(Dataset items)
*****
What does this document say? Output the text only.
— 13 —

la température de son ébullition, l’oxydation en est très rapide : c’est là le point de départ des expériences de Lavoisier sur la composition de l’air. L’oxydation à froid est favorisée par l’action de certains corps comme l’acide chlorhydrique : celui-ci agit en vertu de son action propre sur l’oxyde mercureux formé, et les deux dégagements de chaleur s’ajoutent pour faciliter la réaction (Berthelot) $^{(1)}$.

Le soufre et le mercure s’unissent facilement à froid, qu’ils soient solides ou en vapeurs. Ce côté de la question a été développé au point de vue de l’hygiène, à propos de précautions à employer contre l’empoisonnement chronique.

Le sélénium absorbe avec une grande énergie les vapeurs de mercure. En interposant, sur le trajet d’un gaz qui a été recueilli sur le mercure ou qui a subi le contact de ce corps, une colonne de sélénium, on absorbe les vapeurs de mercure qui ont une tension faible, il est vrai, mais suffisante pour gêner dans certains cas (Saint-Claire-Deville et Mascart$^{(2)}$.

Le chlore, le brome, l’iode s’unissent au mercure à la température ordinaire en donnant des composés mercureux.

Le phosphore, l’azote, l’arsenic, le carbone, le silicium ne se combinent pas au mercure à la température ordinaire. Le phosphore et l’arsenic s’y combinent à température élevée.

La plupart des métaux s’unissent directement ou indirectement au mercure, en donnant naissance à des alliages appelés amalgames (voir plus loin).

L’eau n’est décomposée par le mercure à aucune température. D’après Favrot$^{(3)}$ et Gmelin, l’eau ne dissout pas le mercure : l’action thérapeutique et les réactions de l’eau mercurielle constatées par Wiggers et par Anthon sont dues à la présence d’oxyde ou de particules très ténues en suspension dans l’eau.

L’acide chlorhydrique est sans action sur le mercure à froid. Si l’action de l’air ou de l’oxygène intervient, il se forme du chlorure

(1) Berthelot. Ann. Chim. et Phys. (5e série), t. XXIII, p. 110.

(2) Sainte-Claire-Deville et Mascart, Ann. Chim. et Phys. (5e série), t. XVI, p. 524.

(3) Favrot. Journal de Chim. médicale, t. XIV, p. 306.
*****
Task ▸ Using the records given above, list every line that includes the word "Deville".

Exercise solution ▸
Le sélénium absorbe avec une grande énergie les vapeurs de mercure. En interposant, sur le trajet d’un gaz qui a été recueilli sur le mercure ou qui a subi le contact de ce corps, une colonne de sélénium, on absorbe les vapeurs de mercure qui ont une tension faible, il est vrai, mais suffisante pour gêner dans certains cas (Saint-Claire-Deville et Mascart$^{(2)}$.
(2) Sainte-Claire-Deville et Mascart, Ann. Chim. et Phys. (5e série), t. XVI, p. 524.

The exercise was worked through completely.